For the entries that follow, state how many lines include the word "before", giving the number and nothing else.

Saved entries
## start
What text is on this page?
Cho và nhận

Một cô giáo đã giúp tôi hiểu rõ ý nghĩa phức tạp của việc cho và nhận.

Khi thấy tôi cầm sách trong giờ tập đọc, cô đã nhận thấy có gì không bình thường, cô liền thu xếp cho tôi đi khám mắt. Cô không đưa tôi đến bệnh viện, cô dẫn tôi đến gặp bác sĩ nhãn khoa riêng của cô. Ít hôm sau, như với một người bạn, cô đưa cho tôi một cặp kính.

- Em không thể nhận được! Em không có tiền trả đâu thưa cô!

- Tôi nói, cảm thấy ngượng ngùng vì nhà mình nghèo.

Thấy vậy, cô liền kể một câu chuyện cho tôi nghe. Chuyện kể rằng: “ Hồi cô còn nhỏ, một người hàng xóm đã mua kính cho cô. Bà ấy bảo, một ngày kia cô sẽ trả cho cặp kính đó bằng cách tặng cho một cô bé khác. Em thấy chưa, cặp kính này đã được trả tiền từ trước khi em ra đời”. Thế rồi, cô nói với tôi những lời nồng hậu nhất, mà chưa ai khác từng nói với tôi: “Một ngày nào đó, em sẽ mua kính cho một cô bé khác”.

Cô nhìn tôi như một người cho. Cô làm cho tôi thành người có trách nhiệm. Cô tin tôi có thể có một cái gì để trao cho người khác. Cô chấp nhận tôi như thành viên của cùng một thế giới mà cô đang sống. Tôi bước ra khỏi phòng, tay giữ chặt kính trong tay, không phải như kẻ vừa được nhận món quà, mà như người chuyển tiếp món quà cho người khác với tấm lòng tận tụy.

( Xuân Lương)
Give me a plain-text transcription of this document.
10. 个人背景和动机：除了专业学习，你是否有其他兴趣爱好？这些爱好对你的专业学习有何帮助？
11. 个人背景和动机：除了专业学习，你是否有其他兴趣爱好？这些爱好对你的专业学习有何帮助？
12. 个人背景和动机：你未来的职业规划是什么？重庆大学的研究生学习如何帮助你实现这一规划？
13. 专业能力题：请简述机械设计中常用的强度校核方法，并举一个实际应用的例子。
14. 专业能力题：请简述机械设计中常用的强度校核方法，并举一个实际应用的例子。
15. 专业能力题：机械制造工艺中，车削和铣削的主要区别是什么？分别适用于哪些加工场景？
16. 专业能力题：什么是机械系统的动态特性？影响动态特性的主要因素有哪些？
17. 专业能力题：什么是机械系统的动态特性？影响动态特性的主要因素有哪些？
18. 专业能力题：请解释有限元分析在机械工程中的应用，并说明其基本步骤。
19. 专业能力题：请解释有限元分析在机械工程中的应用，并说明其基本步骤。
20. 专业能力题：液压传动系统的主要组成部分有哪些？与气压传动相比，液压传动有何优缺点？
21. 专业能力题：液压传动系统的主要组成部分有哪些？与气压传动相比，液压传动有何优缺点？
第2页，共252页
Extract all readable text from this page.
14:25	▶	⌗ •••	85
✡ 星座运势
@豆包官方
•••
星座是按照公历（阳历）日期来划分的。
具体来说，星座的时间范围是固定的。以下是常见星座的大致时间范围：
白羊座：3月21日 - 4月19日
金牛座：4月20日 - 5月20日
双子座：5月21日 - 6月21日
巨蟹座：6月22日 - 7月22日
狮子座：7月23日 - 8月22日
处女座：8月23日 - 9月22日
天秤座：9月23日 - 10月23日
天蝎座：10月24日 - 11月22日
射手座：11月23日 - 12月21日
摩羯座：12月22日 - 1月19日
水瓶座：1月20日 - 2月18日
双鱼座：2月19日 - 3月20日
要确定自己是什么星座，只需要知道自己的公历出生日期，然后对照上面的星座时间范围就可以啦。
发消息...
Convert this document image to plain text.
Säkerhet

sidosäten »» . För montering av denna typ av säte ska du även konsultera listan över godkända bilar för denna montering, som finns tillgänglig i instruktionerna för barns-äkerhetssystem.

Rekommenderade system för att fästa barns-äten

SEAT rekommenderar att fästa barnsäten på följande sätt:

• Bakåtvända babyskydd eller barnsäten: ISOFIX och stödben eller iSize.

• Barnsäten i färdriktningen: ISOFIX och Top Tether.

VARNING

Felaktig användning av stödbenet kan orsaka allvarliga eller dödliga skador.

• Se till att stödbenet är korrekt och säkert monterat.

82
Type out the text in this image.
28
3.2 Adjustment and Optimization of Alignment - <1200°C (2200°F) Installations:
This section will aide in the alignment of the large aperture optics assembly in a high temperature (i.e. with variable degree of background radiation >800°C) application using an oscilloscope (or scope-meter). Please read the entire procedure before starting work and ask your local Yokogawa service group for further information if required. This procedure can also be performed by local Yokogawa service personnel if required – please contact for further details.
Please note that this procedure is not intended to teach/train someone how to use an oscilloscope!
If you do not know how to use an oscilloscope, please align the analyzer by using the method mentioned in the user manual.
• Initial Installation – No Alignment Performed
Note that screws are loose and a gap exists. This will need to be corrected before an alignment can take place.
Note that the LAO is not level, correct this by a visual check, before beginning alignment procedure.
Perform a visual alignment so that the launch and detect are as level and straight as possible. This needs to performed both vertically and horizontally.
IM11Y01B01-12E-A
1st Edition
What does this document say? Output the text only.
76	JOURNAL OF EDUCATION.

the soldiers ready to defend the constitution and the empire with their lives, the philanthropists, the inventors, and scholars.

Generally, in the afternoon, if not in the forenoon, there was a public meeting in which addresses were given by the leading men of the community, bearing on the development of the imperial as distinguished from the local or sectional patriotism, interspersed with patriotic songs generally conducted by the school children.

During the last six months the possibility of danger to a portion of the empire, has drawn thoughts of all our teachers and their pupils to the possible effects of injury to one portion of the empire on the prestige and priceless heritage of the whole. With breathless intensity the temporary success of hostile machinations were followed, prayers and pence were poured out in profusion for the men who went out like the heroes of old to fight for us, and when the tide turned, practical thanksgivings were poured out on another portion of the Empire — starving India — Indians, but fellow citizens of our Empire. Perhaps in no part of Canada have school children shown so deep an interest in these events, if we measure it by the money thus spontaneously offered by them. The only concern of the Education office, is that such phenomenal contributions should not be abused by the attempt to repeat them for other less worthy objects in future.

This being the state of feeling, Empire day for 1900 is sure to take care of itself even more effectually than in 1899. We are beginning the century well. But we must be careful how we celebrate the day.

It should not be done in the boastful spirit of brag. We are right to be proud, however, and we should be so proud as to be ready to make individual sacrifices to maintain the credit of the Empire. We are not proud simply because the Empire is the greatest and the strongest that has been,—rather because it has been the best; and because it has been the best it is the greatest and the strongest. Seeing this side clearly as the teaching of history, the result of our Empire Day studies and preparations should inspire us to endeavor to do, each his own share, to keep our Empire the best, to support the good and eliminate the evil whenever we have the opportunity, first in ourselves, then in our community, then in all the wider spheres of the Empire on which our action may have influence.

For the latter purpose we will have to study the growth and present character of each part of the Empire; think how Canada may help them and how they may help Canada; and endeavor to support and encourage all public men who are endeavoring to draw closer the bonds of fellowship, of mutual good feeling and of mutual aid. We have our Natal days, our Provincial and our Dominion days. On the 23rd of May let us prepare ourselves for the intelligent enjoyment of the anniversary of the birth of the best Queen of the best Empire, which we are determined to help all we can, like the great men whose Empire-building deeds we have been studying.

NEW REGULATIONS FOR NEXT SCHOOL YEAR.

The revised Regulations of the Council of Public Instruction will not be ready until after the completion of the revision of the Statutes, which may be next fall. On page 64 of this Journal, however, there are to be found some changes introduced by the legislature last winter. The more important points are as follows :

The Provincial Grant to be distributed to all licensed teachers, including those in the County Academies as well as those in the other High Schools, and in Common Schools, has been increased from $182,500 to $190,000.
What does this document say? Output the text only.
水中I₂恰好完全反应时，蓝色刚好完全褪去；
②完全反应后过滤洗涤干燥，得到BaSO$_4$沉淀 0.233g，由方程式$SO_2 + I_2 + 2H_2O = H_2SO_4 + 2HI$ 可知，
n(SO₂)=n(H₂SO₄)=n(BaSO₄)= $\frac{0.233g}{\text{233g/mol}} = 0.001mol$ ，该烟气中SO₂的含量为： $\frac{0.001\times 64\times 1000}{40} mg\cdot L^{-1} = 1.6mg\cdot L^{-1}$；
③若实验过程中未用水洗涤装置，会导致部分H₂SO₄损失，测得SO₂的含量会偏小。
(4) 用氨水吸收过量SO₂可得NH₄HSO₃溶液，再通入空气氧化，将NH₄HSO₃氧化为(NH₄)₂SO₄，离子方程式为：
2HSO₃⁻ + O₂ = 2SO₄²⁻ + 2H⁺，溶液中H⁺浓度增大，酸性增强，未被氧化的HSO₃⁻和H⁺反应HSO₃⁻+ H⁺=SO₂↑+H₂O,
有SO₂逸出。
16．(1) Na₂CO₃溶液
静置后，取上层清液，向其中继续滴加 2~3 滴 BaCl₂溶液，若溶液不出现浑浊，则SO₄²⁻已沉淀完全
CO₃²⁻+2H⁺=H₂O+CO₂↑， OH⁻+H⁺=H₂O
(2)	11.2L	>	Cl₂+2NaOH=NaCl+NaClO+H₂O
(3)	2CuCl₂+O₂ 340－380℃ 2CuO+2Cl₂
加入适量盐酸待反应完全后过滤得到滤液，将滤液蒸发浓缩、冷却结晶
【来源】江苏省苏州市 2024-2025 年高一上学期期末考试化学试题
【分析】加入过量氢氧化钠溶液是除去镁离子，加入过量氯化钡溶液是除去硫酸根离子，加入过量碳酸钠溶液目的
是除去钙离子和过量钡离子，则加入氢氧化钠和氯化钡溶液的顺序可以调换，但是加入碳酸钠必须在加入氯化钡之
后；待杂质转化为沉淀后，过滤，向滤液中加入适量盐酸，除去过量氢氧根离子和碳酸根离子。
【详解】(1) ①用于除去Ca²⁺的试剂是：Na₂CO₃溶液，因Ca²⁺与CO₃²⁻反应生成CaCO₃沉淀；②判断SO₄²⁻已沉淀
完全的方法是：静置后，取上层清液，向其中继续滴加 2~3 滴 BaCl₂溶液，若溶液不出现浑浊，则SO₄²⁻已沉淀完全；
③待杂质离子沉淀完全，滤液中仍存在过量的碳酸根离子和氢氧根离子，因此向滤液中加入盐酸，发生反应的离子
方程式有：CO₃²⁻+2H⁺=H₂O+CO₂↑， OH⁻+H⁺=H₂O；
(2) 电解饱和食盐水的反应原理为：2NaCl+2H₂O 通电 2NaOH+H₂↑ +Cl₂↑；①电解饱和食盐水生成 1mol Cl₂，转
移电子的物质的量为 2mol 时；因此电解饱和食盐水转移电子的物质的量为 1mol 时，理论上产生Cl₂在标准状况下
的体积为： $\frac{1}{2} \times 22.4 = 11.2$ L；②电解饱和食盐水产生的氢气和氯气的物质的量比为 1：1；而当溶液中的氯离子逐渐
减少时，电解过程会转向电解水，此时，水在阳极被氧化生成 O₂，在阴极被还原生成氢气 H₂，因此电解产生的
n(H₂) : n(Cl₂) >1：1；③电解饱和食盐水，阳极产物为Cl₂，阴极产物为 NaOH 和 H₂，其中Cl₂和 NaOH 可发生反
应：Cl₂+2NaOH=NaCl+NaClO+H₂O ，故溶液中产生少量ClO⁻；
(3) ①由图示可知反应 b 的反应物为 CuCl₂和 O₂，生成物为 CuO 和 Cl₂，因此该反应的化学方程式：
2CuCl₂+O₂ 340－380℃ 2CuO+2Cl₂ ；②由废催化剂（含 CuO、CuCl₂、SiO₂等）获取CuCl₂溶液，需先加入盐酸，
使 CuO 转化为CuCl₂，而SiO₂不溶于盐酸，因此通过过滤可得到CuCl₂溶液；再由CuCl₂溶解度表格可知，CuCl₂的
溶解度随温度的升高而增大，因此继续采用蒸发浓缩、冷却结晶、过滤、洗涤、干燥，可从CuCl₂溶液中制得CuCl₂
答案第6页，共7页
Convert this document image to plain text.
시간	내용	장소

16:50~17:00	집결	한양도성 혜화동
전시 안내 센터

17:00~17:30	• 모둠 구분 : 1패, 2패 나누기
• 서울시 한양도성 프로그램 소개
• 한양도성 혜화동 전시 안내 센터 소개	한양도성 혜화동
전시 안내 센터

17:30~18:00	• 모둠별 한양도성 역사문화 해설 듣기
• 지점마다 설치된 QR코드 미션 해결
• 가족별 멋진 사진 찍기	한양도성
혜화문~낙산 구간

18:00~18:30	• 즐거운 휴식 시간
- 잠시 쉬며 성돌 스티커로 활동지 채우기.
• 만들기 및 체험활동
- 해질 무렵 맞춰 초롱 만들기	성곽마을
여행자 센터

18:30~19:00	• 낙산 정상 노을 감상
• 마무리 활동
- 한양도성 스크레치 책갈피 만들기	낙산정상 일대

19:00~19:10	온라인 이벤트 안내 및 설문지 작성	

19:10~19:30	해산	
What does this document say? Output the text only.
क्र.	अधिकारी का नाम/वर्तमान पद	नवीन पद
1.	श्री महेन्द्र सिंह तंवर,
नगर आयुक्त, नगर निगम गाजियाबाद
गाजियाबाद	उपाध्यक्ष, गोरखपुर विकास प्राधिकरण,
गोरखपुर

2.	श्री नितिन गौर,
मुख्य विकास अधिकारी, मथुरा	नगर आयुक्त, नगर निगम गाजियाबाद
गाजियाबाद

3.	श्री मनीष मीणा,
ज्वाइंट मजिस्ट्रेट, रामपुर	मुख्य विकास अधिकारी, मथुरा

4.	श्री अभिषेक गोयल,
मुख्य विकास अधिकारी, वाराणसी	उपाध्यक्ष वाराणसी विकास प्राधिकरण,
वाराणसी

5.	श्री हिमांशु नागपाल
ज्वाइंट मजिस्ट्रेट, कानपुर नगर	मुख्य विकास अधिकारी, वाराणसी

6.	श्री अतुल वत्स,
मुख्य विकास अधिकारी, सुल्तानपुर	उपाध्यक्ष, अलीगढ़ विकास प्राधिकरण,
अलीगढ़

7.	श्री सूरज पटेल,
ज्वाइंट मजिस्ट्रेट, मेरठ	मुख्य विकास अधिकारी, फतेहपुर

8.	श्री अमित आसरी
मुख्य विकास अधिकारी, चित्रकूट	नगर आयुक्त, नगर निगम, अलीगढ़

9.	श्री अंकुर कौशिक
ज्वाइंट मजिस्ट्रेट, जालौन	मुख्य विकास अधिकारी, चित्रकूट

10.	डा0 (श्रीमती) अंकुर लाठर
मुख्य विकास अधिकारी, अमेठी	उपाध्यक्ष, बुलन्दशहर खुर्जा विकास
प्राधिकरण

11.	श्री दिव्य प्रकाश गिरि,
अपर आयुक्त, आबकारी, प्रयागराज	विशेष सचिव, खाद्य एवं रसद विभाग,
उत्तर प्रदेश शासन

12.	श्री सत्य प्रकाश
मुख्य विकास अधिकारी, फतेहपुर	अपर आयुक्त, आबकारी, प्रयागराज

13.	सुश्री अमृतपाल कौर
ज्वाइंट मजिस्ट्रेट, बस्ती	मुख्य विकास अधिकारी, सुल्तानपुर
## end
### Output of the task
3